- What to work on
1 > Repeat the passage of the piece on the Lund Fountain starting at "The care with" and ending at "an art-technological-social drama.".
2 > According to the piece on the Lund Fountain, who designed the Fountain?

- Extract to read
----------

The care with which and also a fountain
by Steven Chodoriwsky with Maddie Leach
We dragged the image to the right—it became nostalgia; we dragged the image to the left—it became critique.
— Lisa Robertson, “The Middle”
The beginning
I’m filing a dispatch about Support Structures from Salt Lake City about Lund—two places outside of much international news. It is about a large-scale public artwork on the Lund University of Technology (LTH) campus, officially titled Utan titel (“Untitled”), built 1969, known colloquially as The Fountain (Fontänen), and it is also about Maddie Leach, artist, born 1970, with whom I’ve been corresponding, who has been undertaking a multi-year research project called The Fountain: an art-technological-social drama.
But even from my initial proposal to Support Structures to write this brief note, to contacting Leach, to the time it takes to write brief notes to her within longer periods of time, bombarded with other missives to write brief notes, or make school lunches, or conduct classes, or sleep, to the time it takes to wrangle schedules across time zones to speak to her, not to mention the strictures of funding deadlines or for granting reports due, to the inevitable crunches brought on by calendars and academic years, it turns out that the Fountain, and the Fountain’s story, have undergone new developments, and depending on who you ask, commonplace ones, or consequential ones, or both, changes that alter one future and foreshadow another.
“Considering you’re in the middle of it—”
“I feel I should be more—I’m inching my way toward the middle of it!”
In other words, it is business as usual in the realm of public art, campus, systems, and landscape, and the long durations that bear upon the labor of research. Our ongoing dialogue, conducted in Fall 2024 over phone calls and text messages, threaded the extensive history of the Fountain with the foreground of yesterday’s fieldwork; threaded speculative thinking with red tape, threaded solid facts with spun yarns. “I’m happy to have the proximity to be following it. The next stage is to see them painting it…”
Commissioned by the Swedish Public Art Agency in 1967 for LTH’s Faculty of Engineering and constructed in 1969, the Fountain was designed by architect Klas Anshelm and the artist Arne Jones. Eighteen steel columns rise from uneven earth, and together with radiating spokes hold up square canopies at several heights. These once held up glass boxes for a reserve of water, which would cascade down in ribboned arcs from canopy to canopy.
In an Instagram post Leach offers up Anshelm’s “hairy” concept sketch, three-quarters mastodon, with that hubristic simplicity of form patented by high modernists. An art historian noted its diagrammatic resemblance to hogweed; elsewhere, its looming campus presence is labelled “a monstrosity.” Why not provide automobile parking on top, asks a tongue-in-cheek drawing from a 1971 issue of LTH student publication Litet Ordo—the perfect “combination of two useless systems.”
In over a half-century it has weathered threats of demolition, failed inspection reports, public debate, derisive nicknaming, and the occasional coat of paint or a shearing of its undergrowth. In 1996 student activists saved the Fountain from a full dismantling, and helped negotiations to instead honour its stature and substance—but nevertheless bid farewell to its water supply. Supporters offered it speeches on a late summer day, raised glasses and downed drinks (presumably), before workers arrived to demolish the glass boxes and turn off the tap. An enactment of rites both informal and pragmatic prepared the Fountain, suddenly fountainless at twenty-seven-odd years, for a murky convalescence.

----------

- Material provided
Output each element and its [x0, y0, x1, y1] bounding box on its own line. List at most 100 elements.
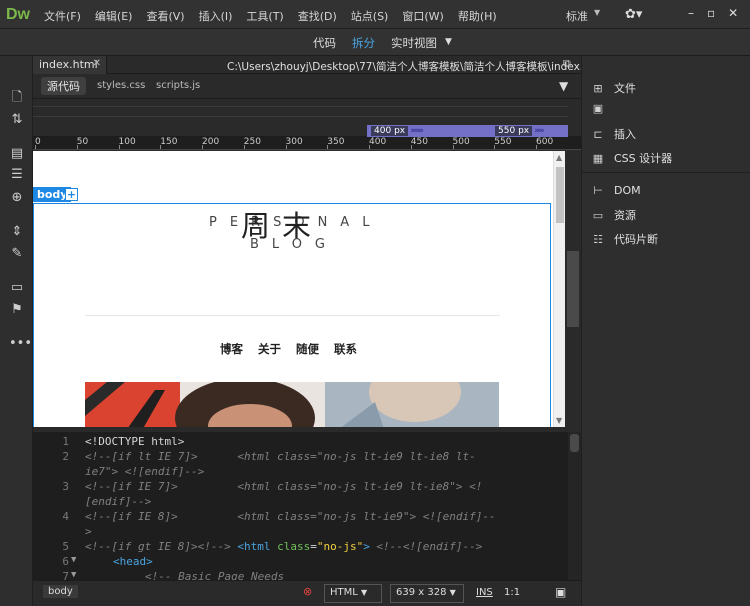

----------

- Worked answers
1 >
The care with which and also a fountain
by Steven Chodoriwsky with Maddie Leach
We dragged the image to the right—it became nostalgia; we dragged the image to the left—it became critique.
— Lisa Robertson, “The Middle”
The beginning
I’m filing a dispatch about Support Structures from Salt Lake City about Lund—two places outside of much international news. It is about a large-scale public artwork on the Lund University of Technology (LTH) campus, officially titled Utan titel (“Untitled”), built 1969, known colloquially as The Fountain (Fontänen), and it is also about Maddie Leach, artist, born 1970, with whom I’ve been corresponding, who has been undertaking a multi-year research project called The Fountain: an art-technological-social drama.

2 > Architect Klas Anshelm and artist Arne Jones designed it.